• TEXT
Well, you don't have to assume that 100% of all violations of laws will be caught to get a stable society. Just that enough of them are caught to deter most potential criminals.

It depends on a lot of variables, of course, most of which we don't know yet. But, hypothetically speaking, if the society of EM's we're talking about are running on the same network (or the same mega-computer, or whatever), then it should be pretty obvious if someone suddenly makes a dozen illegal copies of themselves and suddenly starts using far more network resources then they were a short time ago.

Comment author: DanArmak 23 May 2013 07:19:06AM 0 points [-]

Well, you don't have to assume that 100% of all violations of laws will be caught to get a stable society. Just that enough of them are caught to deter most potential criminals.

That's a tradeoff vs. the benefit to a criminal who isn't caught from the crime. The benefit here could be enormous.

it should be pretty obvious if someone suddenly makes a dozen illegal copies of themselves and suddenly starts using far more network resources then they were a short time ago.

I was assuming that creating illegal copies lets you use the same resources more intelligently, and profit more for them. Also, if your only measurable is the amount of resource use and not the exact kind of use (because you don't have radical transparency), then people could acquire resources first and convert them to illegal use later.

Network resources are externally visible, but the exact code you're running internally isn't. You can purchase resources first and illegally repurpose them later, etc.

• TASK STATEMENT
From the discussion about catching illegal copies, extract the passage that opens with the words containing "That's a tradeoff" and closes with "illegal use later.". You can ignore the records entirely.

Annotated element entries:
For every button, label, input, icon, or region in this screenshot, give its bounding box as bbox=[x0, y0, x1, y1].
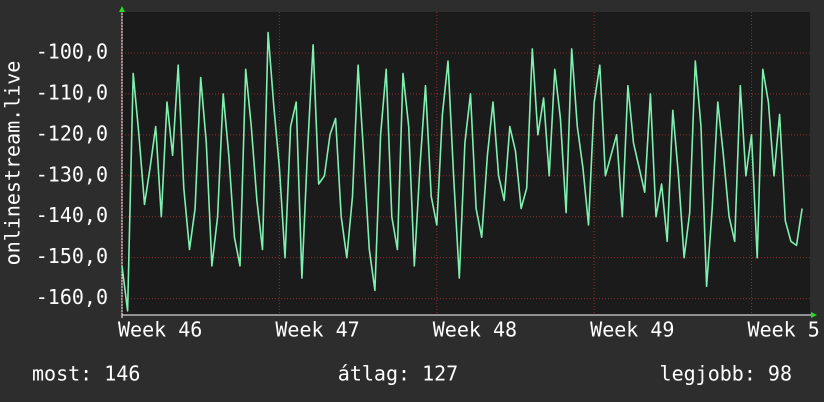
y-tick-label: -110,0 bbox=[36, 80, 108, 104]
y-axis-label: onlinestream.live bbox=[1, 61, 25, 266]
x-tick-label: Week 47 bbox=[275, 318, 359, 342]
y-tick-label: -140,0 bbox=[36, 203, 108, 227]
footer-average: átlag: 127 bbox=[338, 362, 458, 386]
y-tick-label: -130,0 bbox=[36, 162, 108, 186]
data-line bbox=[121, 31, 803, 312]
y-tick-label: -100,0 bbox=[36, 39, 108, 63]
y-tick-label: -150,0 bbox=[36, 244, 108, 268]
x-tick-label: Week 48 bbox=[433, 318, 517, 342]
y-tick-label: -120,0 bbox=[36, 121, 108, 145]
x-tick-label: Week 46 bbox=[118, 318, 202, 342]
y-tick-label: -160,0 bbox=[36, 285, 108, 309]
footer-current: most: 146 bbox=[32, 362, 140, 386]
y-axis-arrow bbox=[119, 6, 125, 12]
footer-best: legjobb: 98 bbox=[660, 362, 792, 386]
x-tick-label: Week 49 bbox=[590, 318, 674, 342]
x-axis-arrow bbox=[811, 312, 817, 318]
x-tick-label: Week 5 bbox=[748, 318, 820, 342]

• ANSWER TO THIS PROBLEM
That's a tradeoff vs. the benefit to a criminal who isn't caught from the crime. The benefit here could be enormous.

it should be pretty obvious if someone suddenly makes a dozen illegal copies of themselves and suddenly starts using far more network resources then they were a short time ago.

I was assuming that creating illegal copies lets you use the same resources more intelligently, and profit more for them. Also, if your only measurable is the amount of resource use and not the exact kind of use (because you don't have radical transparency), then people could acquire resources first and convert them to illegal use later.